Information supplied:
+ + + + +

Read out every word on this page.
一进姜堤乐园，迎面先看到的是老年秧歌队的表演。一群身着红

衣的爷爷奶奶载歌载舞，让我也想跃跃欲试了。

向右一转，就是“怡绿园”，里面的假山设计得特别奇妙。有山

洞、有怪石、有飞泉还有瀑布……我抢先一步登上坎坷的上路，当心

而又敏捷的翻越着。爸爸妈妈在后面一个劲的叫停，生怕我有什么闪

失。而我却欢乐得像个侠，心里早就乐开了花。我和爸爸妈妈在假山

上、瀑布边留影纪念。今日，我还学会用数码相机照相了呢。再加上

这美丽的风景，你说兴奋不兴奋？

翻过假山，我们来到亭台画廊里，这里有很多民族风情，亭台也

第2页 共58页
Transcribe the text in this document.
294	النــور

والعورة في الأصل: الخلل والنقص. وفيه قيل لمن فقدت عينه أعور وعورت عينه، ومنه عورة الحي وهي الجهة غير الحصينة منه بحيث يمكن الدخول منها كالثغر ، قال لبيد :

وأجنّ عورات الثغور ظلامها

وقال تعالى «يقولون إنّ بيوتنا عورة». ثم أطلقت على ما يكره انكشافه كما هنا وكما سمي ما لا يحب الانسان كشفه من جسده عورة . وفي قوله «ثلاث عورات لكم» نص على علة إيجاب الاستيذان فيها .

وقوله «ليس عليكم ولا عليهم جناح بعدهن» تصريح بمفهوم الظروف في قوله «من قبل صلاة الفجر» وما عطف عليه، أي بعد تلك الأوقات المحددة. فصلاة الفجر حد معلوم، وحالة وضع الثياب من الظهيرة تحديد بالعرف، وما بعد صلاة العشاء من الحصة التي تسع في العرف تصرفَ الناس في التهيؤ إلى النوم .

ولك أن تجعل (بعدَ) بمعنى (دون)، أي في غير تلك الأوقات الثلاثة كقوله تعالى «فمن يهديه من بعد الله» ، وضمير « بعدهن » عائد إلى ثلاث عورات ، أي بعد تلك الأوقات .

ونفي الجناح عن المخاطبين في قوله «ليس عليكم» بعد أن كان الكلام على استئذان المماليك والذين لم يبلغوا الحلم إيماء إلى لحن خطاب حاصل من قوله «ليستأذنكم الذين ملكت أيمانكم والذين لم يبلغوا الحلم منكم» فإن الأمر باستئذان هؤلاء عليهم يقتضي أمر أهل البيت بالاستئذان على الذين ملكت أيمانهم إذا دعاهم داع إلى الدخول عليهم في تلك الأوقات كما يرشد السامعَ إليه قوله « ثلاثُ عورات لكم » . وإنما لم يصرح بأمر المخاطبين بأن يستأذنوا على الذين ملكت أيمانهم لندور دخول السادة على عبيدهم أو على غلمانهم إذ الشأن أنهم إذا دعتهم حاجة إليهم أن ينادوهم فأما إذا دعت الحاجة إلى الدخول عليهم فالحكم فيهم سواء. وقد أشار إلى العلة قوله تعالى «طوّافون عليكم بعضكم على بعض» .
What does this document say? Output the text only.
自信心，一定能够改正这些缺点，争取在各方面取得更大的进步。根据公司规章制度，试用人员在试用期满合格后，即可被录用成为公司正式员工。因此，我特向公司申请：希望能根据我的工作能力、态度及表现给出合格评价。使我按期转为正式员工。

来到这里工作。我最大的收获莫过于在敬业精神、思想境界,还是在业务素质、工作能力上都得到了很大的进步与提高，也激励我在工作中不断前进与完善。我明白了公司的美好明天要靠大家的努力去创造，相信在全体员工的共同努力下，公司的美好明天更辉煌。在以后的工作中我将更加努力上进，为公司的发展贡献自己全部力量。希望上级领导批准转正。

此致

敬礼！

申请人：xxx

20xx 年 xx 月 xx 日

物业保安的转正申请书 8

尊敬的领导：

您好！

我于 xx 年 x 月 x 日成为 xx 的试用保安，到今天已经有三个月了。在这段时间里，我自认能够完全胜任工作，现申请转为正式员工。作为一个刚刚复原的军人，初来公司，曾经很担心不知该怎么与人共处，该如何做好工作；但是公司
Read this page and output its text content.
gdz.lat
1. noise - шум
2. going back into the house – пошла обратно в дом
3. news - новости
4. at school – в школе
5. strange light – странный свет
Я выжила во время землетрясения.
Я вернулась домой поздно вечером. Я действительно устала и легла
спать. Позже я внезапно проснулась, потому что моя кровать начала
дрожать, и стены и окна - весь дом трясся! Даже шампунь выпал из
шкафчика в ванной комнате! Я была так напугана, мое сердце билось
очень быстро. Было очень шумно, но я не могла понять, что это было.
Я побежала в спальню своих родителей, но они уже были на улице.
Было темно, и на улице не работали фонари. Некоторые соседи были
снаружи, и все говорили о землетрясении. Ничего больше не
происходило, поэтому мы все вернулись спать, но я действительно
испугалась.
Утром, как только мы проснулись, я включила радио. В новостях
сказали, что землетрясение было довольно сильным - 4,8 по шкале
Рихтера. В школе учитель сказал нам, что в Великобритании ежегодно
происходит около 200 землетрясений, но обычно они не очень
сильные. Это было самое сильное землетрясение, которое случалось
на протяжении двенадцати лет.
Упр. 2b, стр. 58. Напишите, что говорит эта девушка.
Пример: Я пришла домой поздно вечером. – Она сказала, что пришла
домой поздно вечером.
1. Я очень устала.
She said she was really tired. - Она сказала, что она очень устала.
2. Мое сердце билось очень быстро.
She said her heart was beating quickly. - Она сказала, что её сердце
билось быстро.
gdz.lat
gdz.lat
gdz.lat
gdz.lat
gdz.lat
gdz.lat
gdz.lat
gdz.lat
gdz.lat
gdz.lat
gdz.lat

+ + + + +

What is asked: Copy out each record from above, exactly.

Complete response:
Read out every word on this page.
一进姜堤乐园，迎面先看到的是老年秧歌队的表演。一群身着红

衣的爷爷奶奶载歌载舞，让我也想跃跃欲试了。

向右一转，就是“怡绿园”，里面的假山设计得特别奇妙。有山

洞、有怪石、有飞泉还有瀑布……我抢先一步登上坎坷的上路，当心

而又敏捷的翻越着。爸爸妈妈在后面一个劲的叫停，生怕我有什么闪

失。而我却欢乐得像个侠，心里早就乐开了花。我和爸爸妈妈在假山

上、瀑布边留影纪念。今日，我还学会用数码相机照相了呢。再加上

这美丽的风景，你说兴奋不兴奋？

翻过假山，我们来到亭台画廊里，这里有很多民族风情，亭台也

第2页 共58页
Transcribe the text in this document.
294	النــور

والعورة في الأصل: الخلل والنقص. وفيه قيل لمن فقدت عينه أعور وعورت عينه، ومنه عورة الحي وهي الجهة غير الحصينة منه بحيث يمكن الدخول منها كالثغر ، قال لبيد :

وأجنّ عورات الثغور ظلامها

وقال تعالى «يقولون إنّ بيوتنا عورة». ثم أطلقت على ما يكره انكشافه كما هنا وكما سمي ما لا يحب الانسان كشفه من جسده عورة . وفي قوله «ثلاث عورات لكم» نص على علة إيجاب الاستيذان فيها .

وقوله «ليس عليكم ولا عليهم جناح بعدهن» تصريح بمفهوم الظروف في قوله «من قبل صلاة الفجر» وما عطف عليه، أي بعد تلك الأوقات المحددة. فصلاة الفجر حد معلوم، وحالة وضع الثياب من الظهيرة تحديد بالعرف، وما بعد صلاة العشاء من الحصة التي تسع في العرف تصرفَ الناس في التهيؤ إلى النوم .

ولك أن تجعل (بعدَ) بمعنى (دون)، أي في غير تلك الأوقات الثلاثة كقوله تعالى «فمن يهديه من بعد الله» ، وضمير « بعدهن » عائد إلى ثلاث عورات ، أي بعد تلك الأوقات .

ونفي الجناح عن المخاطبين في قوله «ليس عليكم» بعد أن كان الكلام على استئذان المماليك والذين لم يبلغوا الحلم إيماء إلى لحن خطاب حاصل من قوله «ليستأذنكم الذين ملكت أيمانكم والذين لم يبلغوا الحلم منكم» فإن الأمر باستئذان هؤلاء عليهم يقتضي أمر أهل البيت بالاستئذان على الذين ملكت أيمانهم إذا دعاهم داع إلى الدخول عليهم في تلك الأوقات كما يرشد السامعَ إليه قوله « ثلاثُ عورات لكم » . وإنما لم يصرح بأمر المخاطبين بأن يستأذنوا على الذين ملكت أيمانهم لندور دخول السادة على عبيدهم أو على غلمانهم إذ الشأن أنهم إذا دعتهم حاجة إليهم أن ينادوهم فأما إذا دعت الحاجة إلى الدخول عليهم فالحكم فيهم سواء. وقد أشار إلى العلة قوله تعالى «طوّافون عليكم بعضكم على بعض» .
What does this document say? Output the text only.
自信心，一定能够改正这些缺点，争取在各方面取得更大的进步。根据公司规章制度，试用人员在试用期满合格后，即可被录用成为公司正式员工。因此，我特向公司申请：希望能根据我的工作能力、态度及表现给出合格评价。使我按期转为正式员工。

来到这里工作。我最大的收获莫过于在敬业精神、思想境界,还是在业务素质、工作能力上都得到了很大的进步与提高，也激励我在工作中不断前进与完善。我明白了公司的美好明天要靠大家的努力去创造，相信在全体员工的共同努力下，公司的美好明天更辉煌。在以后的工作中我将更加努力上进，为公司的发展贡献自己全部力量。希望上级领导批准转正。

此致

敬礼！

申请人：xxx

20xx 年 xx 月 xx 日

物业保安的转正申请书 8

尊敬的领导：

您好！

我于 xx 年 x 月 x 日成为 xx 的试用保安，到今天已经有三个月了。在这段时间里，我自认能够完全胜任工作，现申请转为正式员工。作为一个刚刚复原的军人，初来公司，曾经很担心不知该怎么与人共处，该如何做好工作；但是公司
Read this page and output its text content.
gdz.lat
1. noise - шум
2. going back into the house – пошла обратно в дом
3. news - новости
4. at school – в школе
5. strange light – странный свет
Я выжила во время землетрясения.
Я вернулась домой поздно вечером. Я действительно устала и легла
спать. Позже я внезапно проснулась, потому что моя кровать начала
дрожать, и стены и окна - весь дом трясся! Даже шампунь выпал из
шкафчика в ванной комнате! Я была так напугана, мое сердце билось
очень быстро. Было очень шумно, но я не могла понять, что это было.
Я побежала в спальню своих родителей, но они уже были на улице.
Было темно, и на улице не работали фонари. Некоторые соседи были
снаружи, и все говорили о землетрясении. Ничего больше не
происходило, поэтому мы все вернулись спать, но я действительно
испугалась.
Утром, как только мы проснулись, я включила радио. В новостях
сказали, что землетрясение было довольно сильным - 4,8 по шкале
Рихтера. В школе учитель сказал нам, что в Великобритании ежегодно
происходит около 200 землетрясений, но обычно они не очень
сильные. Это было самое сильное землетрясение, которое случалось
на протяжении двенадцати лет.
Упр. 2b, стр. 58. Напишите, что говорит эта девушка.
Пример: Я пришла домой поздно вечером. – Она сказала, что пришла
домой поздно вечером.
1. Я очень устала.
She said she was really tired. - Она сказала, что она очень устала.
2. Мое сердце билось очень быстро.
She said her heart was beating quickly. - Она сказала, что её сердце
билось быстро.
gdz.lat
gdz.lat
gdz.lat
gdz.lat
gdz.lat
gdz.lat
gdz.lat
gdz.lat
gdz.lat
gdz.lat
gdz.lat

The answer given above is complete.